Requirements: Look through the lines of the material and count those containing "lèvres". Give that count alone.

Rows:

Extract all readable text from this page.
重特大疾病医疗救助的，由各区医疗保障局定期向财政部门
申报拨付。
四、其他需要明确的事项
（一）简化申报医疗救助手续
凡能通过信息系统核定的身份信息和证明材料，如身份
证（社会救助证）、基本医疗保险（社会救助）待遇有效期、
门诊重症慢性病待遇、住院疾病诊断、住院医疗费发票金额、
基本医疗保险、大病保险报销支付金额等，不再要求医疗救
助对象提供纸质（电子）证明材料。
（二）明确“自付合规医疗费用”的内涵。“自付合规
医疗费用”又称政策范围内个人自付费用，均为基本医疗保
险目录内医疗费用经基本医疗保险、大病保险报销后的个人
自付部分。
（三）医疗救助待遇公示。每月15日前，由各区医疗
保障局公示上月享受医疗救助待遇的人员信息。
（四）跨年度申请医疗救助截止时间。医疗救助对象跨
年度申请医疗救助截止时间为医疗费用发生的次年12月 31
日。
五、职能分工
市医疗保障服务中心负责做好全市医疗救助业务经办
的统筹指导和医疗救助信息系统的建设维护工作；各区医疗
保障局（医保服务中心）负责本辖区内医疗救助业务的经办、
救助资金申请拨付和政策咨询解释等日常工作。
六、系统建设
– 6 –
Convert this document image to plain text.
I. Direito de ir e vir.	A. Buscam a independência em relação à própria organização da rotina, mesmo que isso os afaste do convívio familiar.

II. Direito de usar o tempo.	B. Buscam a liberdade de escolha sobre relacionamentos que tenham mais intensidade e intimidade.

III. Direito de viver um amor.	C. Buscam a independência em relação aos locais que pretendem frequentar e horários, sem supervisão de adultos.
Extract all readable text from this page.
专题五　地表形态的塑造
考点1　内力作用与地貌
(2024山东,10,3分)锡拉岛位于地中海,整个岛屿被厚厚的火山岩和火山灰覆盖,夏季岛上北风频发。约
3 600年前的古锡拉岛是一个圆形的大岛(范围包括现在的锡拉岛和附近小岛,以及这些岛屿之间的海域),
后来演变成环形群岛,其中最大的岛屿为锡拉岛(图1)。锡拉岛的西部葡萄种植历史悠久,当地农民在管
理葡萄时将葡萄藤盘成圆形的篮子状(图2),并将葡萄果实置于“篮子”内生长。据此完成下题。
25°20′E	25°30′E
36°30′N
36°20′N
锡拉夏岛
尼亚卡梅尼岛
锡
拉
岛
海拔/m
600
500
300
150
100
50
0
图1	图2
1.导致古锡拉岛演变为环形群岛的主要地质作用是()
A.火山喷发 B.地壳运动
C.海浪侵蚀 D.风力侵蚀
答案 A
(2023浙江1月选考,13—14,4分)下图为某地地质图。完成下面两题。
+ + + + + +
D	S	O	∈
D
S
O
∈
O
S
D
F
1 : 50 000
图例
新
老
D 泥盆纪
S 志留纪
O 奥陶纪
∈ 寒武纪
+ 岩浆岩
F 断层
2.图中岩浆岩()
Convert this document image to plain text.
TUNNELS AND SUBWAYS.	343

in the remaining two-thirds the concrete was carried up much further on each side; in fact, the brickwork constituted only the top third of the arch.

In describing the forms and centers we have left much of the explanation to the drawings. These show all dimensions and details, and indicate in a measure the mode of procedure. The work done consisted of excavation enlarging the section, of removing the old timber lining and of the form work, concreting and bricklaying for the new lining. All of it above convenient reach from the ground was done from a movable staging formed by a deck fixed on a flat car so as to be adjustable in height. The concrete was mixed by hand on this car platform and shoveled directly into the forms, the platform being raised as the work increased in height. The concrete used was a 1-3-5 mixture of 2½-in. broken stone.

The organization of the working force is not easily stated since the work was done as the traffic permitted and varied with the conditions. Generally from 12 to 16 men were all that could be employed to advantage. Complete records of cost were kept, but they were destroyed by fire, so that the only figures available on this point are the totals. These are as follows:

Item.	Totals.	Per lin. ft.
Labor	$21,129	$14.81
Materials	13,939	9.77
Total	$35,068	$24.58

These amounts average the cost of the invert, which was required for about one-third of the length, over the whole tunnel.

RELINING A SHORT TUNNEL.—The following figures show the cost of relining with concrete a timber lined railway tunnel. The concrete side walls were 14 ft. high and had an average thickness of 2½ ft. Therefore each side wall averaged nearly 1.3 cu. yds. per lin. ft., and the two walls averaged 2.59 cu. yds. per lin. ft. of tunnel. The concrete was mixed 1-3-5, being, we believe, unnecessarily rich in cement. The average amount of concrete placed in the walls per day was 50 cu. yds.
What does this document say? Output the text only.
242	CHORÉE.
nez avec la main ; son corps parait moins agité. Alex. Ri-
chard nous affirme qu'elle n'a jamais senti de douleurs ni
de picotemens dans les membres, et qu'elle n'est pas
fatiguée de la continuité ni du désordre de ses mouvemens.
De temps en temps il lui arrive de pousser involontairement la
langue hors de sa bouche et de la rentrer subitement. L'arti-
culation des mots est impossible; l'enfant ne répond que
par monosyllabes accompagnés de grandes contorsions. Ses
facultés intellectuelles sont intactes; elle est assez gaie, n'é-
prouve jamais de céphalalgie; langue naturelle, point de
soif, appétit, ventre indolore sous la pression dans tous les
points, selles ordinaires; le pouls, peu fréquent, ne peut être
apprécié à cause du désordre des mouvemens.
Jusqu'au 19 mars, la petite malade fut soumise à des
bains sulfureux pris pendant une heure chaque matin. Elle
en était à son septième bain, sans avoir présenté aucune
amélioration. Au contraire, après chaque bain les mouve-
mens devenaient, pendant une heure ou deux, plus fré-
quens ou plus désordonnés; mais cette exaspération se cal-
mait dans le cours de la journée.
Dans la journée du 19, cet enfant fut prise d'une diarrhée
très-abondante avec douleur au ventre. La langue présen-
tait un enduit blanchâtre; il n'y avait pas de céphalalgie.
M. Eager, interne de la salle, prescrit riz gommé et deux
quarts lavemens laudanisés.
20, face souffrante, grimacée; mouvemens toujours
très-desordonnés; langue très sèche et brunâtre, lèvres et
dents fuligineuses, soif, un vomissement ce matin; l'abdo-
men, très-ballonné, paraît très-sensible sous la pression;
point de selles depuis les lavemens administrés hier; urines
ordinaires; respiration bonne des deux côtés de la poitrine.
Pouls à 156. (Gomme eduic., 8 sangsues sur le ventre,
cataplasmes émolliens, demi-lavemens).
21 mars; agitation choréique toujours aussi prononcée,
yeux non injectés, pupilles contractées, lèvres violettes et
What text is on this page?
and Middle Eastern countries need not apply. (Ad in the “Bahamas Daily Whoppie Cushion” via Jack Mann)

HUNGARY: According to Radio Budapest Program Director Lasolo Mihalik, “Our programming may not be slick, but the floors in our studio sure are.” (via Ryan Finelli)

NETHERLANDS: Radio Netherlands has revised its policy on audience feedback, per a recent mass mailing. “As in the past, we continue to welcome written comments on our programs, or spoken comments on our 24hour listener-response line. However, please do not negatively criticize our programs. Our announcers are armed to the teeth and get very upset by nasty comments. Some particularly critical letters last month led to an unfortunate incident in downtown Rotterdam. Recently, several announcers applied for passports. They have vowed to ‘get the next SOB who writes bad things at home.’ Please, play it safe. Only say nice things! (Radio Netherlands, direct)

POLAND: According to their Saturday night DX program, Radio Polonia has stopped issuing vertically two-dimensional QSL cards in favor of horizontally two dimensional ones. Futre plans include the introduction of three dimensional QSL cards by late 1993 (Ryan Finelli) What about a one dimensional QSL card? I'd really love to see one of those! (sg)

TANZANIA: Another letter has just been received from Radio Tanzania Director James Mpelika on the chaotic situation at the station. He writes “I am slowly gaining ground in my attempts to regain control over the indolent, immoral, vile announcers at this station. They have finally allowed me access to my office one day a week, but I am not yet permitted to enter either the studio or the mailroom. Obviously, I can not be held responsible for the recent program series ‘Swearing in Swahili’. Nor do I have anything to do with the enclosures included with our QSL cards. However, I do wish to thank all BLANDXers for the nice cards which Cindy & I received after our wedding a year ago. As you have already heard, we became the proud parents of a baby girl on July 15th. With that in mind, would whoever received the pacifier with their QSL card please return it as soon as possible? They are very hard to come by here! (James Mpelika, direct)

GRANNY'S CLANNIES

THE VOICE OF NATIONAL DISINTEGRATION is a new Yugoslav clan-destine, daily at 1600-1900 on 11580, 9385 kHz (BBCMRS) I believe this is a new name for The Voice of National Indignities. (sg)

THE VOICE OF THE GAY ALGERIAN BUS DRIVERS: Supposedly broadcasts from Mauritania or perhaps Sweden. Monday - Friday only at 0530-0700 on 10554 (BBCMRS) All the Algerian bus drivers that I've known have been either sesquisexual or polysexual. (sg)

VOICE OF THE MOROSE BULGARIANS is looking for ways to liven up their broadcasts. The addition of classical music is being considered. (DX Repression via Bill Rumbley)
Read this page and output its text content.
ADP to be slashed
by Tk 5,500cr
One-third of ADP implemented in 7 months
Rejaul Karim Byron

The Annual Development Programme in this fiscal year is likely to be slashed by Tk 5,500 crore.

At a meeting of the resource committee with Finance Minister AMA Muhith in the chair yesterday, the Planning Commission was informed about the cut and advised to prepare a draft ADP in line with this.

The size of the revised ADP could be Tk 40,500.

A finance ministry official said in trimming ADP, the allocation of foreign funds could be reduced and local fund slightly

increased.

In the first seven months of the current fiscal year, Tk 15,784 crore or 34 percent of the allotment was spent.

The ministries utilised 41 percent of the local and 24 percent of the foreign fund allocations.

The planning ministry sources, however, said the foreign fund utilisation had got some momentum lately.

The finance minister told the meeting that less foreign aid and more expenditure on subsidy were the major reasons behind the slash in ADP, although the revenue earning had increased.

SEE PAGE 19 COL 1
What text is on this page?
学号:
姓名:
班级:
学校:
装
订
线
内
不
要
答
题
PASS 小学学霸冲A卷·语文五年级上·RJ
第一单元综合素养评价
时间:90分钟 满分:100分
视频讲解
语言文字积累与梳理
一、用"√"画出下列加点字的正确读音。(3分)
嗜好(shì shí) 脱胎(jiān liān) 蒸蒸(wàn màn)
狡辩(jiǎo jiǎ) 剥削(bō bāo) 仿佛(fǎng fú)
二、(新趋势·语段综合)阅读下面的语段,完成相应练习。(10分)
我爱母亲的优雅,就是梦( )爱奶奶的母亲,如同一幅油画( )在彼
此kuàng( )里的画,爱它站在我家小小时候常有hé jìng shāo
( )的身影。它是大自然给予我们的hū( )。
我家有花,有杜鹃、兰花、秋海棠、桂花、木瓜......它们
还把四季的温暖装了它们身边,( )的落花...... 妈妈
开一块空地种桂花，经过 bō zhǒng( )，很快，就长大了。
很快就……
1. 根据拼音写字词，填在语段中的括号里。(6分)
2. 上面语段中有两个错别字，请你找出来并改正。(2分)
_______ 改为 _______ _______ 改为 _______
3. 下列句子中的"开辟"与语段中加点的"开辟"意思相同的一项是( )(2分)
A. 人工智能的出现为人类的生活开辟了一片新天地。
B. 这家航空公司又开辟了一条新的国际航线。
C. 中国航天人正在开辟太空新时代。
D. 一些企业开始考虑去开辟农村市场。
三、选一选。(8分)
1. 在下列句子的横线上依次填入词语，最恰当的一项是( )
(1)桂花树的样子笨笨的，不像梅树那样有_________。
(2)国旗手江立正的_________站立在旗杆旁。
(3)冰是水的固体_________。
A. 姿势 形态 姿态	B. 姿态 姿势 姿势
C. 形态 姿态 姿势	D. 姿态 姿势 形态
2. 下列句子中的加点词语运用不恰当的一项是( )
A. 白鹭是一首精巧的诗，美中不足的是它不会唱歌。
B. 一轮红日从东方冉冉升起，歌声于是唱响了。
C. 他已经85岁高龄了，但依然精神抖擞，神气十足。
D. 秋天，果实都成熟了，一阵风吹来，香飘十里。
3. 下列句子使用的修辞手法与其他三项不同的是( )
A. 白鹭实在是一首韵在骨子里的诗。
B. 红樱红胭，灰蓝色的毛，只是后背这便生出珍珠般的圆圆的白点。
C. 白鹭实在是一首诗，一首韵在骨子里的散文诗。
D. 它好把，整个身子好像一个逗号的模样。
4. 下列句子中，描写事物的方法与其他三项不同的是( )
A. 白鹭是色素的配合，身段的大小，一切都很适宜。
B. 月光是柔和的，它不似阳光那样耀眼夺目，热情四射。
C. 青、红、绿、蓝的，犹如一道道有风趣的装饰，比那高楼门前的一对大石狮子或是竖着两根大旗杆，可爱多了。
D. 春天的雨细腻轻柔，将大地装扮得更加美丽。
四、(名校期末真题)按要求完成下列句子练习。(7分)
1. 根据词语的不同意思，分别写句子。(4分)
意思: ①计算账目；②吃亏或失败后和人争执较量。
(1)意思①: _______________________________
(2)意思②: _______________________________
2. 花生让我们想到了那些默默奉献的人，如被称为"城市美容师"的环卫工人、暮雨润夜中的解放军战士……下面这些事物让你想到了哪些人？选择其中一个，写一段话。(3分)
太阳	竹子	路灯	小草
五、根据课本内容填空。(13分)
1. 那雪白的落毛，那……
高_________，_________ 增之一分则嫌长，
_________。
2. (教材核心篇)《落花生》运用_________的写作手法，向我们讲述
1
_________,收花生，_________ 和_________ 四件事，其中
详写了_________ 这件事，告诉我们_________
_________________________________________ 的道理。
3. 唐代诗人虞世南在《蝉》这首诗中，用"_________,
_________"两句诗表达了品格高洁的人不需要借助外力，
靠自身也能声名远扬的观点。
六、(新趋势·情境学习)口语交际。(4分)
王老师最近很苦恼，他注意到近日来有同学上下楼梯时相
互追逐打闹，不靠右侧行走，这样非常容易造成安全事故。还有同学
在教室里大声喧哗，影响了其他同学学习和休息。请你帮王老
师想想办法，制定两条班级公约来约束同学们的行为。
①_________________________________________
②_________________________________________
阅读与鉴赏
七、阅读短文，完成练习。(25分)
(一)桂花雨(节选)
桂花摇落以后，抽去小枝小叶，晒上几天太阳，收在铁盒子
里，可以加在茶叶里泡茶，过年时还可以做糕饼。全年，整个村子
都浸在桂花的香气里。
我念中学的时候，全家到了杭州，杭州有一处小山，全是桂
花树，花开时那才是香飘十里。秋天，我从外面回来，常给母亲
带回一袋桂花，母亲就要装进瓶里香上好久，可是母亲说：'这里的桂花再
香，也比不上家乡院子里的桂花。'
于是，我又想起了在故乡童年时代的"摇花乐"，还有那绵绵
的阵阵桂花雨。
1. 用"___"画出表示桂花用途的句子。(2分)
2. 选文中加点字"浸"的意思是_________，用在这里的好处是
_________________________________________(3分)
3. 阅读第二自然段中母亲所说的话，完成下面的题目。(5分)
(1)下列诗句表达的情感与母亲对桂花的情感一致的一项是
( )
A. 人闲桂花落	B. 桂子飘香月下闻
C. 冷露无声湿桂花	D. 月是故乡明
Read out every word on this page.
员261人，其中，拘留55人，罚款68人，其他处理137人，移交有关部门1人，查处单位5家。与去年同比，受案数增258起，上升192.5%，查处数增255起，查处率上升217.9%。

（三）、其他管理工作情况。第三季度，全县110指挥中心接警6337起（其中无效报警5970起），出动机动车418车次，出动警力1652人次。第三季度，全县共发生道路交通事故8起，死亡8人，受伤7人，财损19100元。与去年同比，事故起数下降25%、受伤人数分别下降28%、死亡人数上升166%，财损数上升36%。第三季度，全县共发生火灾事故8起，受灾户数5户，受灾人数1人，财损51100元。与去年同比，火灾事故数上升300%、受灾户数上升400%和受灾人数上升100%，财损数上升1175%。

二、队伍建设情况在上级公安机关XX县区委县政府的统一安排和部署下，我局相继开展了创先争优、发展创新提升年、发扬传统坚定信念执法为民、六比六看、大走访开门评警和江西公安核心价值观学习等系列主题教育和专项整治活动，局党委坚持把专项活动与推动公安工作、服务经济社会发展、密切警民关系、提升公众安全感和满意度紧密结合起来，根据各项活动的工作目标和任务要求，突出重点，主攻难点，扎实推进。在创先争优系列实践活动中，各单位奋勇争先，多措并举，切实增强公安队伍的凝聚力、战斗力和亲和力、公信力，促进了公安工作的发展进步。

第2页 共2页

Full answer: 2